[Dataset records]
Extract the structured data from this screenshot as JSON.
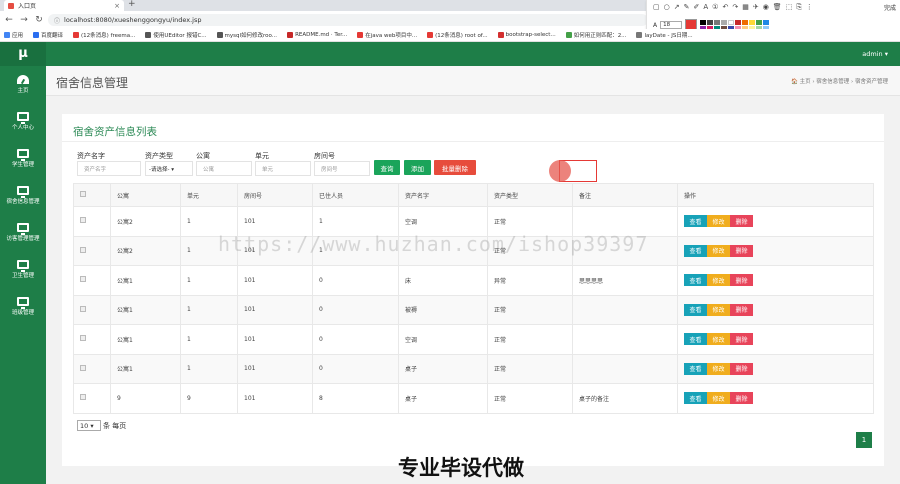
{
  "browser": {
    "tab_title": "入口页",
    "new_tab": "+",
    "url": "localhost:8080/xueshenggongyu/index.jsp",
    "bookmarks": [
      {
        "label": "应用",
        "color": "#4285f4"
      },
      {
        "label": "百度翻译",
        "color": "#2a6ef0"
      },
      {
        "label": "(12条消息) freema...",
        "color": "#e53935"
      },
      {
        "label": "使用UEditor 报错C...",
        "color": "#555555"
      },
      {
        "label": "mysql如何修改roo...",
        "color": "#555555"
      },
      {
        "label": "README.md · Ter...",
        "color": "#c62828"
      },
      {
        "label": "在java web项目中...",
        "color": "#e53935"
      },
      {
        "label": "(12条消息) root of...",
        "color": "#e53935"
      },
      {
        "label": "bootstrap-select...",
        "color": "#d32f2f"
      },
      {
        "label": "如何用正则匹配：2...",
        "color": "#43a047"
      },
      {
        "label": "layDate - JS日期...",
        "color": "#777777"
      }
    ],
    "ext_font_size": "18",
    "ext_done": "完成"
  },
  "header": {
    "logo": "μ",
    "user": "admin ▾"
  },
  "sidebar": {
    "items": [
      {
        "label": "主页",
        "icon": "dashboard-icon"
      },
      {
        "label": "个人中心",
        "icon": "monitor-icon"
      },
      {
        "label": "学生管理",
        "icon": "monitor-icon"
      },
      {
        "label": "宿舍信息管理",
        "icon": "monitor-icon"
      },
      {
        "label": "访客管理管理",
        "icon": "monitor-icon"
      },
      {
        "label": "卫生管理",
        "icon": "monitor-icon"
      },
      {
        "label": "班级管理",
        "icon": "monitor-icon"
      }
    ]
  },
  "page": {
    "title": "宿舍信息管理",
    "breadcrumb": "🏠 主页 › 宿舍信息管理 › 宿舍资产管理"
  },
  "panel": {
    "title": "宿舍资产信息列表",
    "filters": {
      "name_label": "资产名字",
      "name_placeholder": "资产名字",
      "type_label": "资产类型",
      "type_value": "-请选择- ▾",
      "building_label": "公寓",
      "building_placeholder": "公寓",
      "unit_label": "单元",
      "unit_placeholder": "单元",
      "room_label": "房间号",
      "room_placeholder": "房间号"
    },
    "buttons": {
      "search": "查询",
      "add": "添加",
      "batch_delete": "批量删除"
    },
    "table": {
      "headers": [
        "公寓",
        "单元",
        "房间号",
        "已住人员",
        "资产名字",
        "资产类型",
        "备注",
        "操作"
      ],
      "rows": [
        [
          "公寓2",
          "1",
          "101",
          "1",
          "空调",
          "正常",
          ""
        ],
        [
          "公寓2",
          "1",
          "101",
          "1",
          "",
          "正常",
          ""
        ],
        [
          "公寓1",
          "1",
          "101",
          "0",
          "床",
          "异常",
          "思思思思"
        ],
        [
          "公寓1",
          "1",
          "101",
          "0",
          "被褥",
          "正常",
          ""
        ],
        [
          "公寓1",
          "1",
          "101",
          "0",
          "空调",
          "正常",
          ""
        ],
        [
          "公寓1",
          "1",
          "101",
          "0",
          "桌子",
          "正常",
          ""
        ],
        [
          "9",
          "9",
          "101",
          "8",
          "桌子",
          "正常",
          "桌子的备注"
        ]
      ],
      "op_view": "查看",
      "op_edit": "修改",
      "op_delete": "删除"
    },
    "page_size": "10 ▾",
    "page_size_suffix": "条 每页",
    "current_page": "1"
  },
  "overlay": {
    "watermark": "https://www.huzhan.com/ishop39397",
    "banner": "专业毕设代做"
  }
}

» What the task asks: The records above should be reproduced exactly, with no pictures included.

» Correct answer:
Extract the structured data from this screenshot as JSON.
{
  "browser": {
    "tab_title": "入口页",
    "new_tab": "+",
    "url": "localhost:8080/xueshenggongyu/index.jsp",
    "bookmarks": [
      {
        "label": "应用",
        "color": "#4285f4"
      },
      {
        "label": "百度翻译",
        "color": "#2a6ef0"
      },
      {
        "label": "(12条消息) freema...",
        "color": "#e53935"
      },
      {
        "label": "使用UEditor 报错C...",
        "color": "#555555"
      },
      {
        "label": "mysql如何修改roo...",
        "color": "#555555"
      },
      {
        "label": "README.md · Ter...",
        "color": "#c62828"
      },
      {
        "label": "在java web项目中...",
        "color": "#e53935"
      },
      {
        "label": "(12条消息) root of...",
        "color": "#e53935"
      },
      {
        "label": "bootstrap-select...",
        "color": "#d32f2f"
      },
      {
        "label": "如何用正则匹配：2...",
        "color": "#43a047"
      },
      {
        "label": "layDate - JS日期...",
        "color": "#777777"
      }
    ],
    "ext_font_size": "18",
    "ext_done": "完成"
  },
  "header": {
    "logo": "μ",
    "user": "admin ▾"
  },
  "sidebar": {
    "items": [
      {
        "label": "主页",
        "icon": "dashboard-icon"
      },
      {
        "label": "个人中心",
        "icon": "monitor-icon"
      },
      {
        "label": "学生管理",
        "icon": "monitor-icon"
      },
      {
        "label": "宿舍信息管理",
        "icon": "monitor-icon"
      },
      {
        "label": "访客管理管理",
        "icon": "monitor-icon"
      },
      {
        "label": "卫生管理",
        "icon": "monitor-icon"
      },
      {
        "label": "班级管理",
        "icon": "monitor-icon"
      }
    ]
  },
  "page": {
    "title": "宿舍信息管理",
    "breadcrumb": "🏠 主页 › 宿舍信息管理 › 宿舍资产管理"
  },
  "panel": {
    "title": "宿舍资产信息列表",
    "filters": {
      "name_label": "资产名字",
      "name_placeholder": "资产名字",
      "type_label": "资产类型",
      "type_value": "-请选择- ▾",
      "building_label": "公寓",
      "building_placeholder": "公寓",
      "unit_label": "单元",
      "unit_placeholder": "单元",
      "room_label": "房间号",
      "room_placeholder": "房间号"
    },
    "buttons": {
      "search": "查询",
      "add": "添加",
      "batch_delete": "批量删除"
    },
    "table": {
      "headers": [
        "公寓",
        "单元",
        "房间号",
        "已住人员",
        "资产名字",
        "资产类型",
        "备注",
        "操作"
      ],
      "rows": [
        [
          "公寓2",
          "1",
          "101",
          "1",
          "空调",
          "正常",
          ""
        ],
        [
          "公寓2",
          "1",
          "101",
          "1",
          "",
          "正常",
          ""
        ],
        [
          "公寓1",
          "1",
          "101",
          "0",
          "床",
          "异常",
          "思思思思"
        ],
        [
          "公寓1",
          "1",
          "101",
          "0",
          "被褥",
          "正常",
          ""
        ],
        [
          "公寓1",
          "1",
          "101",
          "0",
          "空调",
          "正常",
          ""
        ],
        [
          "公寓1",
          "1",
          "101",
          "0",
          "桌子",
          "正常",
          ""
        ],
        [
          "9",
          "9",
          "101",
          "8",
          "桌子",
          "正常",
          "桌子的备注"
        ]
      ],
      "op_view": "查看",
      "op_edit": "修改",
      "op_delete": "删除"
    },
    "page_size": "10 ▾",
    "page_size_suffix": "条 每页",
    "current_page": "1"
  },
  "overlay": {
    "watermark": "https://www.huzhan.com/ishop39397",
    "banner": "专业毕设代做"
  }
}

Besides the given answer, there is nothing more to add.